In the entries, find all lines that hold the word "PORTS" and copy them.
────────
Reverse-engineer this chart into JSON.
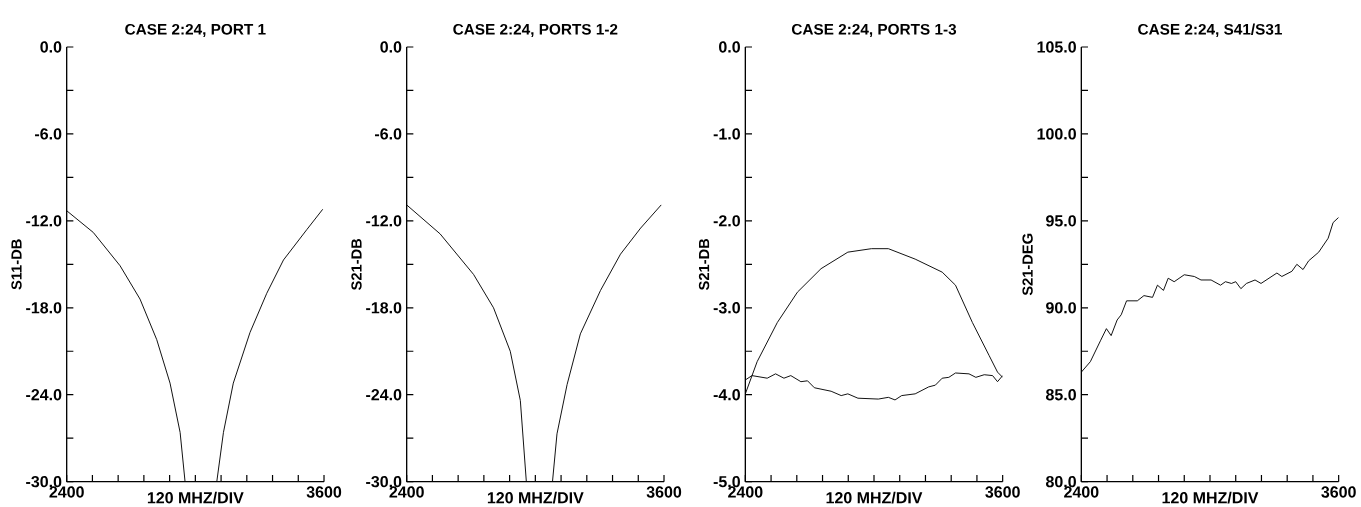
{
  "chart_data": [
    {
      "type": "line",
      "title": "CASE 2:24, PORT 1",
      "xlabel": "120 MHZ/DIV",
      "ylabel": "S11-DB",
      "xlim": [
        2400,
        3600
      ],
      "ylim": [
        -30,
        0
      ],
      "xticks": [
        2400,
        {
          "value": 2520,
          "label": null
        },
        {
          "value": 2640,
          "label": null
        },
        {
          "value": 2760,
          "label": null
        },
        {
          "value": 2880,
          "label": null
        },
        {
          "value": 3000,
          "label": null
        },
        {
          "value": 3120,
          "label": null
        },
        {
          "value": 3240,
          "label": null
        },
        {
          "value": 3360,
          "label": null
        },
        {
          "value": 3480,
          "label": null
        },
        3600
      ],
      "yticks": [
        {
          "value": -30,
          "label": "-30.0"
        },
        {
          "value": -27,
          "label": null
        },
        {
          "value": -24,
          "label": "-24.0"
        },
        {
          "value": -21,
          "label": null
        },
        {
          "value": -18,
          "label": "-18.0"
        },
        {
          "value": -15,
          "label": null
        },
        {
          "value": -12,
          "label": "-12.0"
        },
        {
          "value": -9,
          "label": null
        },
        {
          "value": -6,
          "label": "-6.0"
        },
        {
          "value": -3,
          "label": null
        },
        {
          "value": 0,
          "label": "0.0"
        }
      ],
      "series": [
        {
          "color": "#000000",
          "x": [
            2400,
            2524,
            2649,
            2742,
            2820,
            2882,
            2929,
            2952
          ],
          "values": [
            -11.3,
            -12.8,
            -15.1,
            -17.4,
            -20.2,
            -23.2,
            -26.6,
            -30
          ]
        },
        {
          "color": "#000000",
          "x": [
            3100,
            3131,
            3177,
            3255,
            3333,
            3411,
            3520,
            3594
          ],
          "values": [
            -30,
            -26.6,
            -23.2,
            -19.7,
            -17.0,
            -14.7,
            -12.6,
            -11.2
          ]
        }
      ]
    },
    {
      "type": "line",
      "title": "CASE 2:24, PORTS 1-2",
      "xlabel": "120 MHZ/DIV",
      "ylabel": "S21-DB",
      "xlim": [
        2400,
        3600
      ],
      "ylim": [
        -30,
        0
      ],
      "xticks": [
        2400,
        {
          "value": 2520,
          "label": null
        },
        {
          "value": 2640,
          "label": null
        },
        {
          "value": 2760,
          "label": null
        },
        {
          "value": 2880,
          "label": null
        },
        {
          "value": 3000,
          "label": null
        },
        {
          "value": 3120,
          "label": null
        },
        {
          "value": 3240,
          "label": null
        },
        {
          "value": 3360,
          "label": null
        },
        {
          "value": 3480,
          "label": null
        },
        3600
      ],
      "yticks": [
        {
          "value": -30,
          "label": "-30.0"
        },
        {
          "value": -27,
          "label": null
        },
        {
          "value": -24,
          "label": "-24.0"
        },
        {
          "value": -21,
          "label": null
        },
        {
          "value": -18,
          "label": "-18.0"
        },
        {
          "value": -15,
          "label": null
        },
        {
          "value": -12,
          "label": "-12.0"
        },
        {
          "value": -9,
          "label": null
        },
        {
          "value": -6,
          "label": "-6.0"
        },
        {
          "value": -3,
          "label": null
        },
        {
          "value": 0,
          "label": "0.0"
        }
      ],
      "series": [
        {
          "color": "#000000",
          "x": [
            2400,
            2556,
            2712,
            2805,
            2883,
            2930,
            2958
          ],
          "values": [
            -10.9,
            -12.9,
            -15.7,
            -18.0,
            -21.0,
            -24.4,
            -30
          ]
        },
        {
          "color": "#000000",
          "x": [
            3080,
            3101,
            3148,
            3210,
            3304,
            3397,
            3491,
            3587
          ],
          "values": [
            -30,
            -26.7,
            -23.3,
            -19.8,
            -16.8,
            -14.3,
            -12.5,
            -10.9
          ]
        }
      ]
    },
    {
      "type": "line",
      "title": "CASE 2:24, PORTS 1-3",
      "xlabel": "120 MHZ/DIV",
      "ylabel": "S21-DB",
      "xlim": [
        2400,
        3600
      ],
      "ylim": [
        -5,
        0
      ],
      "xticks": [
        2400,
        {
          "value": 2520,
          "label": null
        },
        {
          "value": 2640,
          "label": null
        },
        {
          "value": 2760,
          "label": null
        },
        {
          "value": 2880,
          "label": null
        },
        {
          "value": 3000,
          "label": null
        },
        {
          "value": 3120,
          "label": null
        },
        {
          "value": 3240,
          "label": null
        },
        {
          "value": 3360,
          "label": null
        },
        {
          "value": 3480,
          "label": null
        },
        3600
      ],
      "yticks": [
        {
          "value": -5,
          "label": "-5.0"
        },
        {
          "value": -4.5,
          "label": null
        },
        {
          "value": -4,
          "label": "-4.0"
        },
        {
          "value": -3.5,
          "label": null
        },
        {
          "value": -3,
          "label": "-3.0"
        },
        {
          "value": -2.5,
          "label": null
        },
        {
          "value": -2,
          "label": "-2.0"
        },
        {
          "value": -1.5,
          "label": null
        },
        {
          "value": -1,
          "label": "-1.0"
        },
        {
          "value": -0.5,
          "label": null
        },
        {
          "value": 0,
          "label": "0.0"
        }
      ],
      "series": [
        {
          "color": "#000000",
          "x": [
            2400,
            2455,
            2549,
            2643,
            2753,
            2878,
            2988,
            3067,
            3192,
            3318,
            3380,
            3459,
            3537,
            3576,
            3600
          ],
          "values": [
            -3.99,
            -3.62,
            -3.17,
            -2.82,
            -2.55,
            -2.36,
            -2.32,
            -2.32,
            -2.44,
            -2.59,
            -2.74,
            -3.17,
            -3.55,
            -3.74,
            -3.8
          ]
        },
        {
          "color": "#000000",
          "x": [
            2400,
            2431,
            2502,
            2541,
            2580,
            2612,
            2659,
            2690,
            2722,
            2800,
            2847,
            2878,
            2925,
            3020,
            3067,
            3098,
            3129,
            3192,
            3255,
            3286,
            3318,
            3349,
            3380,
            3443,
            3475,
            3514,
            3553,
            3576,
            3600
          ],
          "values": [
            -3.83,
            -3.78,
            -3.81,
            -3.76,
            -3.81,
            -3.78,
            -3.85,
            -3.84,
            -3.92,
            -3.96,
            -4.01,
            -3.99,
            -4.04,
            -4.05,
            -4.03,
            -4.06,
            -4.01,
            -3.99,
            -3.91,
            -3.89,
            -3.81,
            -3.8,
            -3.75,
            -3.76,
            -3.8,
            -3.77,
            -3.78,
            -3.85,
            -3.78
          ]
        }
      ]
    },
    {
      "type": "line",
      "title": "CASE 2:24, S41/S31",
      "xlabel": "120 MHZ/DIV",
      "ylabel": "S21-DEG",
      "xlim": [
        2400,
        3600
      ],
      "ylim": [
        80,
        105
      ],
      "xticks": [
        2400,
        {
          "value": 2520,
          "label": null
        },
        {
          "value": 2640,
          "label": null
        },
        {
          "value": 2760,
          "label": null
        },
        {
          "value": 2880,
          "label": null
        },
        {
          "value": 3000,
          "label": null
        },
        {
          "value": 3120,
          "label": null
        },
        {
          "value": 3240,
          "label": null
        },
        {
          "value": 3360,
          "label": null
        },
        {
          "value": 3480,
          "label": null
        },
        3600
      ],
      "yticks": [
        {
          "value": 80,
          "label": "80.0"
        },
        {
          "value": 82.5,
          "label": null
        },
        {
          "value": 85,
          "label": "85.0"
        },
        {
          "value": 87.5,
          "label": null
        },
        {
          "value": 90,
          "label": "90.0"
        },
        {
          "value": 92.5,
          "label": null
        },
        {
          "value": 95,
          "label": "95.0"
        },
        {
          "value": 97.5,
          "label": null
        },
        {
          "value": 100,
          "label": "100.0"
        },
        {
          "value": 102.5,
          "label": null
        },
        {
          "value": 105,
          "label": "105.0"
        }
      ],
      "series": [
        {
          "color": "#000000",
          "x": [
            2400,
            2442,
            2489,
            2517,
            2539,
            2567,
            2586,
            2611,
            2661,
            2692,
            2732,
            2755,
            2783,
            2805,
            2833,
            2880,
            2927,
            2958,
            3005,
            3049,
            3072,
            3100,
            3120,
            3144,
            3170,
            3210,
            3238,
            3312,
            3335,
            3382,
            3405,
            3434,
            3460,
            3507,
            3551,
            3574,
            3600
          ],
          "values": [
            86.3,
            86.9,
            88.1,
            88.8,
            88.4,
            89.3,
            89.6,
            90.4,
            90.4,
            90.7,
            90.6,
            91.3,
            91.0,
            91.7,
            91.5,
            91.9,
            91.8,
            91.6,
            91.6,
            91.3,
            91.5,
            91.4,
            91.5,
            91.1,
            91.4,
            91.6,
            91.4,
            92.0,
            91.8,
            92.1,
            92.5,
            92.2,
            92.7,
            93.2,
            94.0,
            94.9,
            95.2
          ]
        }
      ]
    }
  ]
}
────────
SOLUTION TO THE PROBLEM —
      "title": "CASE 2:24, PORTS 1-2",
      "title": "CASE 2:24, PORTS 1-3",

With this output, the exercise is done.